What is expected: The listing below should be copied in full, word for word.

◆ ◆ ◆ ◆ ◆ ◆ ◆

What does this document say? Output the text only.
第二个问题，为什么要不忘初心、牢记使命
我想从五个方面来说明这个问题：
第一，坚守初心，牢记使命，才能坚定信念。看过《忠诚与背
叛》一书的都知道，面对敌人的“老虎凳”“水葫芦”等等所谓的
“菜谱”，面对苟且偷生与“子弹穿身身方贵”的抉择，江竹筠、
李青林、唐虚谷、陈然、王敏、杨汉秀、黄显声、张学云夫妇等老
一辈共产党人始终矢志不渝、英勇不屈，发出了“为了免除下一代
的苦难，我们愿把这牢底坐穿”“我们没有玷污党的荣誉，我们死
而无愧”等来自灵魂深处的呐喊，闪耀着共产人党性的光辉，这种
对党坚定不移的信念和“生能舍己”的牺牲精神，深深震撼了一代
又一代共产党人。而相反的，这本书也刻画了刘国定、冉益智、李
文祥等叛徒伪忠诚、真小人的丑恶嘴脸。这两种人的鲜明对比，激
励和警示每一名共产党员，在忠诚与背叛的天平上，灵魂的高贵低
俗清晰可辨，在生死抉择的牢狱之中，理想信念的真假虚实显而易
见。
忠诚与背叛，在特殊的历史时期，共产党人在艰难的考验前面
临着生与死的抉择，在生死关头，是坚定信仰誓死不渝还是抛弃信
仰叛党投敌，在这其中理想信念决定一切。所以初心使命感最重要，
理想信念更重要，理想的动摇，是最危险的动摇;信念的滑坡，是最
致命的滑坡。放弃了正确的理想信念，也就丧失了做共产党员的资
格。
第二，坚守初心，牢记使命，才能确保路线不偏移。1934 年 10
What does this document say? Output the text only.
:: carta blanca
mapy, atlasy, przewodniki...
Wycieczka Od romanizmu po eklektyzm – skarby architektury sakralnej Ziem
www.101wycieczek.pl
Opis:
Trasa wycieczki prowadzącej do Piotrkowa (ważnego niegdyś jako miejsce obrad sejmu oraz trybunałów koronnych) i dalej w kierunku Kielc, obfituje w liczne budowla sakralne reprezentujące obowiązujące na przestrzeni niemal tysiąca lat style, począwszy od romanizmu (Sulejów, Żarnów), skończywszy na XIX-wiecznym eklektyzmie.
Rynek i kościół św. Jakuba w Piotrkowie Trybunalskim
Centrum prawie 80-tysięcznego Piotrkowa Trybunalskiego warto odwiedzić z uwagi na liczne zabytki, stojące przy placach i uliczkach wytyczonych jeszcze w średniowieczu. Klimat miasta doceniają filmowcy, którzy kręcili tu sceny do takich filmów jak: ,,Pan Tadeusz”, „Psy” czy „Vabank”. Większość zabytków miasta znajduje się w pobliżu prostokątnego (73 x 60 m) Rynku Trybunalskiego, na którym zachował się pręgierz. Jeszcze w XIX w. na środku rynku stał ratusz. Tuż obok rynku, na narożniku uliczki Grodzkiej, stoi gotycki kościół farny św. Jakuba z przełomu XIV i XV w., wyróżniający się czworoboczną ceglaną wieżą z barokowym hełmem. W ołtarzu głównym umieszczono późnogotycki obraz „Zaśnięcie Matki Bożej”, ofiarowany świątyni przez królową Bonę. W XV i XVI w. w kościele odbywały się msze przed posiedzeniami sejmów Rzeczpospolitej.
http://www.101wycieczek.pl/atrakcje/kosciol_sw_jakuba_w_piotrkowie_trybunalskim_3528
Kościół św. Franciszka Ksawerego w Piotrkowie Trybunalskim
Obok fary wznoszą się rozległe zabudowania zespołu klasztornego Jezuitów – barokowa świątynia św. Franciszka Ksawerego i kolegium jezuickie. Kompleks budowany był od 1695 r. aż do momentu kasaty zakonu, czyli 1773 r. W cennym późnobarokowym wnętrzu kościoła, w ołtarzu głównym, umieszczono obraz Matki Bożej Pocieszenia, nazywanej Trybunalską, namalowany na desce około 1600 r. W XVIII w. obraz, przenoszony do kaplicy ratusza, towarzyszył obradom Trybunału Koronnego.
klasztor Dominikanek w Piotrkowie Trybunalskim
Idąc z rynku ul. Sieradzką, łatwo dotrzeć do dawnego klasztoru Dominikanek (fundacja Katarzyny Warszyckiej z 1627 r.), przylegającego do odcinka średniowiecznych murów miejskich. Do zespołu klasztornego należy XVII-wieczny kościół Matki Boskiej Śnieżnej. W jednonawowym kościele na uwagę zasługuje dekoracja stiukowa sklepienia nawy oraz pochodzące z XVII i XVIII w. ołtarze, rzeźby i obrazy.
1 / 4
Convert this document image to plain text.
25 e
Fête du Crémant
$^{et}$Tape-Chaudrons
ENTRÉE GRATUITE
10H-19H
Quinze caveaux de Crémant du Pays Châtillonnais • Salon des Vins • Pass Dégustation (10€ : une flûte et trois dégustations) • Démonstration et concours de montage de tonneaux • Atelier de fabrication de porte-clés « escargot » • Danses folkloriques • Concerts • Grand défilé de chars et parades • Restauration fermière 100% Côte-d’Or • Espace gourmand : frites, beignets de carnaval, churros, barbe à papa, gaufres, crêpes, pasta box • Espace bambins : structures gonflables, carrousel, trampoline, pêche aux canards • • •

◆ ◆ ◆ ◆ ◆ ◆ ◆

Exercise solution:
What does this document say? Output the text only.
第二个问题，为什么要不忘初心、牢记使命
我想从五个方面来说明这个问题：
第一，坚守初心，牢记使命，才能坚定信念。看过《忠诚与背
叛》一书的都知道，面对敌人的“老虎凳”“水葫芦”等等所谓的
“菜谱”，面对苟且偷生与“子弹穿身身方贵”的抉择，江竹筠、
李青林、唐虚谷、陈然、王敏、杨汉秀、黄显声、张学云夫妇等老
一辈共产党人始终矢志不渝、英勇不屈，发出了“为了免除下一代
的苦难，我们愿把这牢底坐穿”“我们没有玷污党的荣誉，我们死
而无愧”等来自灵魂深处的呐喊，闪耀着共产人党性的光辉，这种
对党坚定不移的信念和“生能舍己”的牺牲精神，深深震撼了一代
又一代共产党人。而相反的，这本书也刻画了刘国定、冉益智、李
文祥等叛徒伪忠诚、真小人的丑恶嘴脸。这两种人的鲜明对比，激
励和警示每一名共产党员，在忠诚与背叛的天平上，灵魂的高贵低
俗清晰可辨，在生死抉择的牢狱之中，理想信念的真假虚实显而易
见。
忠诚与背叛，在特殊的历史时期，共产党人在艰难的考验前面
临着生与死的抉择，在生死关头，是坚定信仰誓死不渝还是抛弃信
仰叛党投敌，在这其中理想信念决定一切。所以初心使命感最重要，
理想信念更重要，理想的动摇，是最危险的动摇;信念的滑坡，是最
致命的滑坡。放弃了正确的理想信念，也就丧失了做共产党员的资
格。
第二，坚守初心，牢记使命，才能确保路线不偏移。1934 年 10
What does this document say? Output the text only.
:: carta blanca
mapy, atlasy, przewodniki...
Wycieczka Od romanizmu po eklektyzm – skarby architektury sakralnej Ziem
www.101wycieczek.pl
Opis:
Trasa wycieczki prowadzącej do Piotrkowa (ważnego niegdyś jako miejsce obrad sejmu oraz trybunałów koronnych) i dalej w kierunku Kielc, obfituje w liczne budowla sakralne reprezentujące obowiązujące na przestrzeni niemal tysiąca lat style, począwszy od romanizmu (Sulejów, Żarnów), skończywszy na XIX-wiecznym eklektyzmie.
Rynek i kościół św. Jakuba w Piotrkowie Trybunalskim
Centrum prawie 80-tysięcznego Piotrkowa Trybunalskiego warto odwiedzić z uwagi na liczne zabytki, stojące przy placach i uliczkach wytyczonych jeszcze w średniowieczu. Klimat miasta doceniają filmowcy, którzy kręcili tu sceny do takich filmów jak: ,,Pan Tadeusz”, „Psy” czy „Vabank”. Większość zabytków miasta znajduje się w pobliżu prostokątnego (73 x 60 m) Rynku Trybunalskiego, na którym zachował się pręgierz. Jeszcze w XIX w. na środku rynku stał ratusz. Tuż obok rynku, na narożniku uliczki Grodzkiej, stoi gotycki kościół farny św. Jakuba z przełomu XIV i XV w., wyróżniający się czworoboczną ceglaną wieżą z barokowym hełmem. W ołtarzu głównym umieszczono późnogotycki obraz „Zaśnięcie Matki Bożej”, ofiarowany świątyni przez królową Bonę. W XV i XVI w. w kościele odbywały się msze przed posiedzeniami sejmów Rzeczpospolitej.
http://www.101wycieczek.pl/atrakcje/kosciol_sw_jakuba_w_piotrkowie_trybunalskim_3528
Kościół św. Franciszka Ksawerego w Piotrkowie Trybunalskim
Obok fary wznoszą się rozległe zabudowania zespołu klasztornego Jezuitów – barokowa świątynia św. Franciszka Ksawerego i kolegium jezuickie. Kompleks budowany był od 1695 r. aż do momentu kasaty zakonu, czyli 1773 r. W cennym późnobarokowym wnętrzu kościoła, w ołtarzu głównym, umieszczono obraz Matki Bożej Pocieszenia, nazywanej Trybunalską, namalowany na desce około 1600 r. W XVIII w. obraz, przenoszony do kaplicy ratusza, towarzyszył obradom Trybunału Koronnego.
klasztor Dominikanek w Piotrkowie Trybunalskim
Idąc z rynku ul. Sieradzką, łatwo dotrzeć do dawnego klasztoru Dominikanek (fundacja Katarzyny Warszyckiej z 1627 r.), przylegającego do odcinka średniowiecznych murów miejskich. Do zespołu klasztornego należy XVII-wieczny kościół Matki Boskiej Śnieżnej. W jednonawowym kościele na uwagę zasługuje dekoracja stiukowa sklepienia nawy oraz pochodzące z XVII i XVIII w. ołtarze, rzeźby i obrazy.
1 / 4
Convert this document image to plain text.
25 e
Fête du Crémant
$^{et}$Tape-Chaudrons
ENTRÉE GRATUITE
10H-19H
Quinze caveaux de Crémant du Pays Châtillonnais • Salon des Vins • Pass Dégustation (10€ : une flûte et trois dégustations) • Démonstration et concours de montage de tonneaux • Atelier de fabrication de porte-clés « escargot » • Danses folkloriques • Concerts • Grand défilé de chars et parades • Restauration fermière 100% Côte-d’Or • Espace gourmand : frites, beignets de carnaval, churros, barbe à papa, gaufres, crêpes, pasta box • Espace bambins : structures gonflables, carrousel, trampoline, pêche aux canards • • •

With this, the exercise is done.